**MATERIAL FOR THIS EXERCISE**.
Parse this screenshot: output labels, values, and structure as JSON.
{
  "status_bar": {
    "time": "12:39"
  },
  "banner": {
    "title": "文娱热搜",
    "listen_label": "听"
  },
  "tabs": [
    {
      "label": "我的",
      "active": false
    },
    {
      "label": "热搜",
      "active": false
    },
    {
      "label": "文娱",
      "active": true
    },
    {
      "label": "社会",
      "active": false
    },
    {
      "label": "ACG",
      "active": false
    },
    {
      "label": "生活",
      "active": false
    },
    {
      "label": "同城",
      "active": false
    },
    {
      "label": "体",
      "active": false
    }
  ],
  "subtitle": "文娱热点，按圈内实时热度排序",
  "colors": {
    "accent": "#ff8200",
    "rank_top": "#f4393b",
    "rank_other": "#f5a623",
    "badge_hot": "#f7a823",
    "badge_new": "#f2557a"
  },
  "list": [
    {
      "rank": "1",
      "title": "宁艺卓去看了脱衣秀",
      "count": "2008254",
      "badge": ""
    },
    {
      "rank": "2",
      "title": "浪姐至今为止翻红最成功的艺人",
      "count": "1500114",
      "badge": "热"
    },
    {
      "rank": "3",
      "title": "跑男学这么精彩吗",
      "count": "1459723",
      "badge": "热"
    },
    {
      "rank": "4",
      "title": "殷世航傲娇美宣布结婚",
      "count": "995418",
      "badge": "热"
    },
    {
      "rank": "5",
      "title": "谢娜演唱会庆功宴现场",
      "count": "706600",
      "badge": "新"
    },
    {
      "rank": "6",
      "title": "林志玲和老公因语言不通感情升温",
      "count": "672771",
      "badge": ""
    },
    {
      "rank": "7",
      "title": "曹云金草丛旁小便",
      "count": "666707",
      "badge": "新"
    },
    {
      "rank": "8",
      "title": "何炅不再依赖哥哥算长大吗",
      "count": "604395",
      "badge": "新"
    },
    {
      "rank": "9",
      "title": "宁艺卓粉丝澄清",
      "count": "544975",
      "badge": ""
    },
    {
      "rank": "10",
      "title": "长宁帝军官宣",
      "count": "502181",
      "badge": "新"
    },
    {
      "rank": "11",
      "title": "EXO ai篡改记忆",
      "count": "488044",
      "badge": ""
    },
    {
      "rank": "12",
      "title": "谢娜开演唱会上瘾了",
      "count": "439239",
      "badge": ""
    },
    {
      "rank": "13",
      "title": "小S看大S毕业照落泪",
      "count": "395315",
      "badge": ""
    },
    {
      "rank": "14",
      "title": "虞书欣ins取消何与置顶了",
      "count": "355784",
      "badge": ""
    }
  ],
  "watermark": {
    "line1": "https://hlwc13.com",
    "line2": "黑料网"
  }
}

**TASK PROMPT**.
Write down all the entries again without a single difference.

**REPLY TO THE EXERCISE**.
Parse this screenshot: output labels, values, and structure as JSON.
{
  "status_bar": {
    "time": "12:39"
  },
  "banner": {
    "title": "文娱热搜",
    "listen_label": "听"
  },
  "tabs": [
    {
      "label": "我的",
      "active": false
    },
    {
      "label": "热搜",
      "active": false
    },
    {
      "label": "文娱",
      "active": true
    },
    {
      "label": "社会",
      "active": false
    },
    {
      "label": "ACG",
      "active": false
    },
    {
      "label": "生活",
      "active": false
    },
    {
      "label": "同城",
      "active": false
    },
    {
      "label": "体",
      "active": false
    }
  ],
  "subtitle": "文娱热点，按圈内实时热度排序",
  "colors": {
    "accent": "#ff8200",
    "rank_top": "#f4393b",
    "rank_other": "#f5a623",
    "badge_hot": "#f7a823",
    "badge_new": "#f2557a"
  },
  "list": [
    {
      "rank": "1",
      "title": "宁艺卓去看了脱衣秀",
      "count": "2008254",
      "badge": ""
    },
    {
      "rank": "2",
      "title": "浪姐至今为止翻红最成功的艺人",
      "count": "1500114",
      "badge": "热"
    },
    {
      "rank": "3",
      "title": "跑男学这么精彩吗",
      "count": "1459723",
      "badge": "热"
    },
    {
      "rank": "4",
      "title": "殷世航傲娇美宣布结婚",
      "count": "995418",
      "badge": "热"
    },
    {
      "rank": "5",
      "title": "谢娜演唱会庆功宴现场",
      "count": "706600",
      "badge": "新"
    },
    {
      "rank": "6",
      "title": "林志玲和老公因语言不通感情升温",
      "count": "672771",
      "badge": ""
    },
    {
      "rank": "7",
      "title": "曹云金草丛旁小便",
      "count": "666707",
      "badge": "新"
    },
    {
      "rank": "8",
      "title": "何炅不再依赖哥哥算长大吗",
      "count": "604395",
      "badge": "新"
    },
    {
      "rank": "9",
      "title": "宁艺卓粉丝澄清",
      "count": "544975",
      "badge": ""
    },
    {
      "rank": "10",
      "title": "长宁帝军官宣",
      "count": "502181",
      "badge": "新"
    },
    {
      "rank": "11",
      "title": "EXO ai篡改记忆",
      "count": "488044",
      "badge": ""
    },
    {
      "rank": "12",
      "title": "谢娜开演唱会上瘾了",
      "count": "439239",
      "badge": ""
    },
    {
      "rank": "13",
      "title": "小S看大S毕业照落泪",
      "count": "395315",
      "badge": ""
    },
    {
      "rank": "14",
      "title": "虞书欣ins取消何与置顶了",
      "count": "355784",
      "badge": ""
    }
  ],
  "watermark": {
    "line1": "https://hlwc13.com",
    "line2": "黑料网"
  }
}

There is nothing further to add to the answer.